* _Working data_
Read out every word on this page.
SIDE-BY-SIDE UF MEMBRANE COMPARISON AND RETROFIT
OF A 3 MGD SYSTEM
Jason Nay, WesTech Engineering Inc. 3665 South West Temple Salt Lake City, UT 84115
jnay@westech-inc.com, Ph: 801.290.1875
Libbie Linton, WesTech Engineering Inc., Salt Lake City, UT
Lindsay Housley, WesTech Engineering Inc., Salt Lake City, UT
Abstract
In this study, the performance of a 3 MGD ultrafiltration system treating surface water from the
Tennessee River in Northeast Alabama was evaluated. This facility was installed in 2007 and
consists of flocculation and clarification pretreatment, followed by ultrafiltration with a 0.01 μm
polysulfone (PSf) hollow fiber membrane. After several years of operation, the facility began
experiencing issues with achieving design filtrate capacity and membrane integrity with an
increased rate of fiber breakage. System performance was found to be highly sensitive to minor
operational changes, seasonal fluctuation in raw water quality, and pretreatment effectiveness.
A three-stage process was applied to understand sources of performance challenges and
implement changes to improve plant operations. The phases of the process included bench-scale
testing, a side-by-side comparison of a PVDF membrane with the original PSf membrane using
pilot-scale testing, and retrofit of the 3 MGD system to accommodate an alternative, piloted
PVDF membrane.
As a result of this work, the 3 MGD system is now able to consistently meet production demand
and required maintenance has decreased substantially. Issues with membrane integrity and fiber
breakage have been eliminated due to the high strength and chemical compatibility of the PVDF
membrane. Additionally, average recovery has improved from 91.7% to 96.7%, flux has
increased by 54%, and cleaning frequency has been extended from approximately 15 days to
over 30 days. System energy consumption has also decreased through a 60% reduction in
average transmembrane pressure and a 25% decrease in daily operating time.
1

* _Exercise aim_
From the records above, extract every entry verbatim.

* _Task answer_
Read out every word on this page.
SIDE-BY-SIDE UF MEMBRANE COMPARISON AND RETROFIT
OF A 3 MGD SYSTEM
Jason Nay, WesTech Engineering Inc. 3665 South West Temple Salt Lake City, UT 84115
jnay@westech-inc.com, Ph: 801.290.1875
Libbie Linton, WesTech Engineering Inc., Salt Lake City, UT
Lindsay Housley, WesTech Engineering Inc., Salt Lake City, UT
Abstract
In this study, the performance of a 3 MGD ultrafiltration system treating surface water from the
Tennessee River in Northeast Alabama was evaluated. This facility was installed in 2007 and
consists of flocculation and clarification pretreatment, followed by ultrafiltration with a 0.01 μm
polysulfone (PSf) hollow fiber membrane. After several years of operation, the facility began
experiencing issues with achieving design filtrate capacity and membrane integrity with an
increased rate of fiber breakage. System performance was found to be highly sensitive to minor
operational changes, seasonal fluctuation in raw water quality, and pretreatment effectiveness.
A three-stage process was applied to understand sources of performance challenges and
implement changes to improve plant operations. The phases of the process included bench-scale
testing, a side-by-side comparison of a PVDF membrane with the original PSf membrane using
pilot-scale testing, and retrofit of the 3 MGD system to accommodate an alternative, piloted
PVDF membrane.
As a result of this work, the 3 MGD system is now able to consistently meet production demand
and required maintenance has decreased substantially. Issues with membrane integrity and fiber
breakage have been eliminated due to the high strength and chemical compatibility of the PVDF
membrane. Additionally, average recovery has improved from 91.7% to 96.7%, flux has
increased by 54%, and cleaning frequency has been extended from approximately 15 days to
over 30 days. System energy consumption has also decreased through a 60% reduction in
average transmembrane pressure and a 25% decrease in daily operating time.
1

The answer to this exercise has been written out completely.